Records from a collection of figures
===

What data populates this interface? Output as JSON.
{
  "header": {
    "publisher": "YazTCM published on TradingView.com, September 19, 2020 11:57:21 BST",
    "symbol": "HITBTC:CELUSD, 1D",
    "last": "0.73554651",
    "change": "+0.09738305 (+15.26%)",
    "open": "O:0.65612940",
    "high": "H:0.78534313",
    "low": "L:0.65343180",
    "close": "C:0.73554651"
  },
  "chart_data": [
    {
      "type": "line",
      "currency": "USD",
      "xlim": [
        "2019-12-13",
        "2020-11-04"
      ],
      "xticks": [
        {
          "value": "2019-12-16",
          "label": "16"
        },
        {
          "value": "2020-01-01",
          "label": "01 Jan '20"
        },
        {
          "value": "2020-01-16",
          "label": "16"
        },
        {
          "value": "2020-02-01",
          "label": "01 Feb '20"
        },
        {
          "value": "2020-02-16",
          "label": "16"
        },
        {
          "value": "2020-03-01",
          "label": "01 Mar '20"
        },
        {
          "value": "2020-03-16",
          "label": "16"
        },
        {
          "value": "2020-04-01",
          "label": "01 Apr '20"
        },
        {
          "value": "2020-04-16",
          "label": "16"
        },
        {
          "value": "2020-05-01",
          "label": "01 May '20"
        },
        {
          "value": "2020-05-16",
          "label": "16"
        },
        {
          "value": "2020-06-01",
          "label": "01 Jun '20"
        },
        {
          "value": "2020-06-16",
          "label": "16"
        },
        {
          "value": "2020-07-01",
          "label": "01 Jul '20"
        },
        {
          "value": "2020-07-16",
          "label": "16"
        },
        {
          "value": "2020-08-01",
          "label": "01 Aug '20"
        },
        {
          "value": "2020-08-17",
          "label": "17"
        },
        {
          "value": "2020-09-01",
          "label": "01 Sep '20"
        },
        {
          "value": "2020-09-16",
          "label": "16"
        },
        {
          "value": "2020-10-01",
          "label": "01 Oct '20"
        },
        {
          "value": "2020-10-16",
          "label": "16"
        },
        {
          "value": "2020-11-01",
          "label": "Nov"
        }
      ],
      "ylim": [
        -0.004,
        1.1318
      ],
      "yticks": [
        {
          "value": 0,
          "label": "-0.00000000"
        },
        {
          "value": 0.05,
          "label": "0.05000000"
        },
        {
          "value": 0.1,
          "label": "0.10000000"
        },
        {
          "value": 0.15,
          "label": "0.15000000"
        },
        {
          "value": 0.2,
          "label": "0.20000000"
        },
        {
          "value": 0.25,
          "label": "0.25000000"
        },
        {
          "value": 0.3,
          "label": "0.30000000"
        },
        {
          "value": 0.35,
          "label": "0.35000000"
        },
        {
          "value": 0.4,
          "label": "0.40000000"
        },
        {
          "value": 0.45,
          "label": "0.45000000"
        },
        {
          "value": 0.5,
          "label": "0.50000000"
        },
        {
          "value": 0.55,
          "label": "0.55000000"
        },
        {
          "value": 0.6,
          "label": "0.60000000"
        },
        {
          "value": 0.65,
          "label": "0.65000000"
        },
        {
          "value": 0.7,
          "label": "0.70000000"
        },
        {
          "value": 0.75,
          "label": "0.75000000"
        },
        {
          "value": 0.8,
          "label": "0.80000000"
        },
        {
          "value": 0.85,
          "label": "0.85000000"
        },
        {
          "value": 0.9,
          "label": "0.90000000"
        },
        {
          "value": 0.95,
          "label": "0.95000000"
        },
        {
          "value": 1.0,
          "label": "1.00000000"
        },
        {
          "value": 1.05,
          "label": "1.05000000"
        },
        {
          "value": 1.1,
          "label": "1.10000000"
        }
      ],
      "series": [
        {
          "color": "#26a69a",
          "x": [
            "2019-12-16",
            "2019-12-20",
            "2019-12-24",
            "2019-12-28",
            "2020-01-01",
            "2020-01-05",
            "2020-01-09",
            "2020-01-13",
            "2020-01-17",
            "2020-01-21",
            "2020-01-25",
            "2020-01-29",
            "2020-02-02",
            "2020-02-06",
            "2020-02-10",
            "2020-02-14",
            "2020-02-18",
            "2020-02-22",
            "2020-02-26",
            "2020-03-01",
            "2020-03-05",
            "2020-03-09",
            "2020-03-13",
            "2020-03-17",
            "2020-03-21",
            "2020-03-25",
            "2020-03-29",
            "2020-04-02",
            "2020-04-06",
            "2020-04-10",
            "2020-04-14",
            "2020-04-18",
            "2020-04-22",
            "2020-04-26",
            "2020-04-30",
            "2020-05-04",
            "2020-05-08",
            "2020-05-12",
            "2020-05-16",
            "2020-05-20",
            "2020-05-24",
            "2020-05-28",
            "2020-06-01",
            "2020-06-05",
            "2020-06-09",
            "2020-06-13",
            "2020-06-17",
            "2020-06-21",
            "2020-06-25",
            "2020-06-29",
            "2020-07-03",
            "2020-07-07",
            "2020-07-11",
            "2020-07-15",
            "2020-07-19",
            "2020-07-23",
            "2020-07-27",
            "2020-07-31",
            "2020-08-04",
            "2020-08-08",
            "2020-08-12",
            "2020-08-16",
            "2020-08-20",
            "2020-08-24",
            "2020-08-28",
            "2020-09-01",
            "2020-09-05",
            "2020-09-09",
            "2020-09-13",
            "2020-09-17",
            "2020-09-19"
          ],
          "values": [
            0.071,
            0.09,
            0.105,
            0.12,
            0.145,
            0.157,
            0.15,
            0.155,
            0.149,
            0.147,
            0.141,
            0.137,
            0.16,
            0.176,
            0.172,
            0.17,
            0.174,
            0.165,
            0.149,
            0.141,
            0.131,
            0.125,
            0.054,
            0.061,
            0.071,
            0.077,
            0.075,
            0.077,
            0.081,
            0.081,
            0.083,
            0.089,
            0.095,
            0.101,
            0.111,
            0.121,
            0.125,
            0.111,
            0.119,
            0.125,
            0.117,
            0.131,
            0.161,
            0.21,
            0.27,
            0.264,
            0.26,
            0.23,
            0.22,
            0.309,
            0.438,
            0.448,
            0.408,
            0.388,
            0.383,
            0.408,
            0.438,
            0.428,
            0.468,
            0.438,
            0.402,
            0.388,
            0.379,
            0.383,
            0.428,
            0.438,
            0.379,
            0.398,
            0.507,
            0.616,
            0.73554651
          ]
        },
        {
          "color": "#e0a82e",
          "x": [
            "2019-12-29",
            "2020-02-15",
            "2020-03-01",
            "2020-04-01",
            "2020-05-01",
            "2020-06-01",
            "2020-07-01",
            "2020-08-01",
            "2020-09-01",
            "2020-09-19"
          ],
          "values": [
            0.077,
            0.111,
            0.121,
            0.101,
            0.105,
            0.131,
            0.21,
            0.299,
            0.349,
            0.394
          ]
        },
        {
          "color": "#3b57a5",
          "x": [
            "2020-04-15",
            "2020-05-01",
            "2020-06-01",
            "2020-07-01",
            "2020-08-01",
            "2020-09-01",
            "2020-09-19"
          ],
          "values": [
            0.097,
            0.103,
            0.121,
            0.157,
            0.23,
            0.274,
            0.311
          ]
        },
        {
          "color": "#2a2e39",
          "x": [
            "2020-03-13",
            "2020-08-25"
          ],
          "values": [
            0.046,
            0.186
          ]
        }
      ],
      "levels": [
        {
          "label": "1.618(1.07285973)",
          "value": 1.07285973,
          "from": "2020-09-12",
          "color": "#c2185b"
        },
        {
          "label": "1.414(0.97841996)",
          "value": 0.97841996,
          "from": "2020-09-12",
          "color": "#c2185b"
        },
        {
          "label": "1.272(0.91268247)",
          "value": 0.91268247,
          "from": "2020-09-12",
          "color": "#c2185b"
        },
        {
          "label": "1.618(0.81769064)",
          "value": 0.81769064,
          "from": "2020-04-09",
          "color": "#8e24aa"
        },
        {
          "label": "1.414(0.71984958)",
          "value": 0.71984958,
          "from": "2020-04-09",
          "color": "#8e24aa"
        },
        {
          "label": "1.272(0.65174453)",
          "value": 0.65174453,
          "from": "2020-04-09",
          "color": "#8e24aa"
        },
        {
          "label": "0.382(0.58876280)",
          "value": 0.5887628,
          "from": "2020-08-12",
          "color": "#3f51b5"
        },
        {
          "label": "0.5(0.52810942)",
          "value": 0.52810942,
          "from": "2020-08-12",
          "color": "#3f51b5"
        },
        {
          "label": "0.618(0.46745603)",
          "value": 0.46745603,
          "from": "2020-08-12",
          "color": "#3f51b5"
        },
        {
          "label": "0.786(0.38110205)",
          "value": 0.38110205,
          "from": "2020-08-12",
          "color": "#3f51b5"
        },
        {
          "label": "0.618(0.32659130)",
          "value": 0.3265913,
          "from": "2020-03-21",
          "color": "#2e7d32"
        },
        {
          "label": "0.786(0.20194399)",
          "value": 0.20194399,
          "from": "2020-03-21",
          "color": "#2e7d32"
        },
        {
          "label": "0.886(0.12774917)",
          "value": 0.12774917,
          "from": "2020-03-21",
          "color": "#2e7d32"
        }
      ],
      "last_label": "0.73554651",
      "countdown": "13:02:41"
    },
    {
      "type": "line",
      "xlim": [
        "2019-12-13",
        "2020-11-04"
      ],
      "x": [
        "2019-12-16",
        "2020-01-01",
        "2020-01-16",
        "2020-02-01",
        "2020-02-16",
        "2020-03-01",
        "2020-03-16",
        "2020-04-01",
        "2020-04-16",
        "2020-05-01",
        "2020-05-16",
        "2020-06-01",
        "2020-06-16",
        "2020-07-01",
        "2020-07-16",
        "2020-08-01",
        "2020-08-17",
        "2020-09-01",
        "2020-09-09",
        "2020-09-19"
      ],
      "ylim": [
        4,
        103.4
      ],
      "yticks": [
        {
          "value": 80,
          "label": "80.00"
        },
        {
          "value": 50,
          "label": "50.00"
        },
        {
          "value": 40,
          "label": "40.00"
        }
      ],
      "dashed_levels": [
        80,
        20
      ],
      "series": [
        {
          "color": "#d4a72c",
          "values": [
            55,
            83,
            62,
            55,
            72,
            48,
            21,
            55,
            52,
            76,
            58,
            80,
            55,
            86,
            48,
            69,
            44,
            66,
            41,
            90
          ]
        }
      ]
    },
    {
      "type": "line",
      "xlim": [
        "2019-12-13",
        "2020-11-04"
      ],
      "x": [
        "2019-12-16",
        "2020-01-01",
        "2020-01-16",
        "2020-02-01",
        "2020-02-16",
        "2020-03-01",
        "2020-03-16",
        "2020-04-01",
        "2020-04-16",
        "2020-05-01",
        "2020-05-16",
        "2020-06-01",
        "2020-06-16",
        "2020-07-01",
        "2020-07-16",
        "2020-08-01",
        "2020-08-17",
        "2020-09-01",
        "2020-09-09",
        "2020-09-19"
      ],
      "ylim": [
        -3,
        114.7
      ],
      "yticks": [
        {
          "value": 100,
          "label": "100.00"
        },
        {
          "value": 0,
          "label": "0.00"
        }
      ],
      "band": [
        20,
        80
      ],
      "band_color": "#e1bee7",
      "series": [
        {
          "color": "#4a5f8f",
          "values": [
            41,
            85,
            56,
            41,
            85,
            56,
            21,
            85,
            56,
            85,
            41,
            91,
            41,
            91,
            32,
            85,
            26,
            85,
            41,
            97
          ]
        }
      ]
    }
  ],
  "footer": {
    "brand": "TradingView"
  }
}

===

Only the number is wanted: how many lines of these entries contain the string "TradingView"?

2